INSTRUCTIONS FOR THE TASK:
In the records below, find every line with the word "building" and copy it.

(Document content entries)

++++++++++++++++++++

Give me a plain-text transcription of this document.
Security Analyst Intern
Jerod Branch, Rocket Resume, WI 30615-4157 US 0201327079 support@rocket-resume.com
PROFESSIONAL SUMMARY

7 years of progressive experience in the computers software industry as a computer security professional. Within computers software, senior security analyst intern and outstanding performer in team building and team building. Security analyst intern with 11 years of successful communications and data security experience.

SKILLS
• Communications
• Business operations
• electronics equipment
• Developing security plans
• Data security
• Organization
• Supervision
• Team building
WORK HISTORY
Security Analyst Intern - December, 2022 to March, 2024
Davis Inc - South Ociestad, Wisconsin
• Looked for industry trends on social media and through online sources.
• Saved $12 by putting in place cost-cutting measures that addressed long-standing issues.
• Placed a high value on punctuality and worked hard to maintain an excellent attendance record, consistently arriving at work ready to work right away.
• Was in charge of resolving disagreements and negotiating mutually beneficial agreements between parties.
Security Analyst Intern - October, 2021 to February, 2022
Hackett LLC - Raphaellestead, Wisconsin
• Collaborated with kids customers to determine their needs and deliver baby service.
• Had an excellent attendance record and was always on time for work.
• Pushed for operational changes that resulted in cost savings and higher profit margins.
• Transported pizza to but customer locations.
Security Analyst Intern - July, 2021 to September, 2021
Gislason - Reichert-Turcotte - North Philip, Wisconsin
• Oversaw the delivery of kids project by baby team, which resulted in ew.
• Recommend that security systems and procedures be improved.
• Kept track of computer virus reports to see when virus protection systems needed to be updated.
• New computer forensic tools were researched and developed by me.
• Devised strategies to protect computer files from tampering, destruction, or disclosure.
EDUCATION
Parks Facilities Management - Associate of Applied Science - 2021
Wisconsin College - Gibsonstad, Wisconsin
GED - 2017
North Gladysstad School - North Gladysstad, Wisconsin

++++++++++++++++++++

ANSWER SECTION:
7 years of progressive experience in the computers software industry as a computer security professional. Within computers software, senior security analyst intern and outstanding performer in team building and team building. Security analyst intern with 11 years of successful communications and data security experience.
• Team building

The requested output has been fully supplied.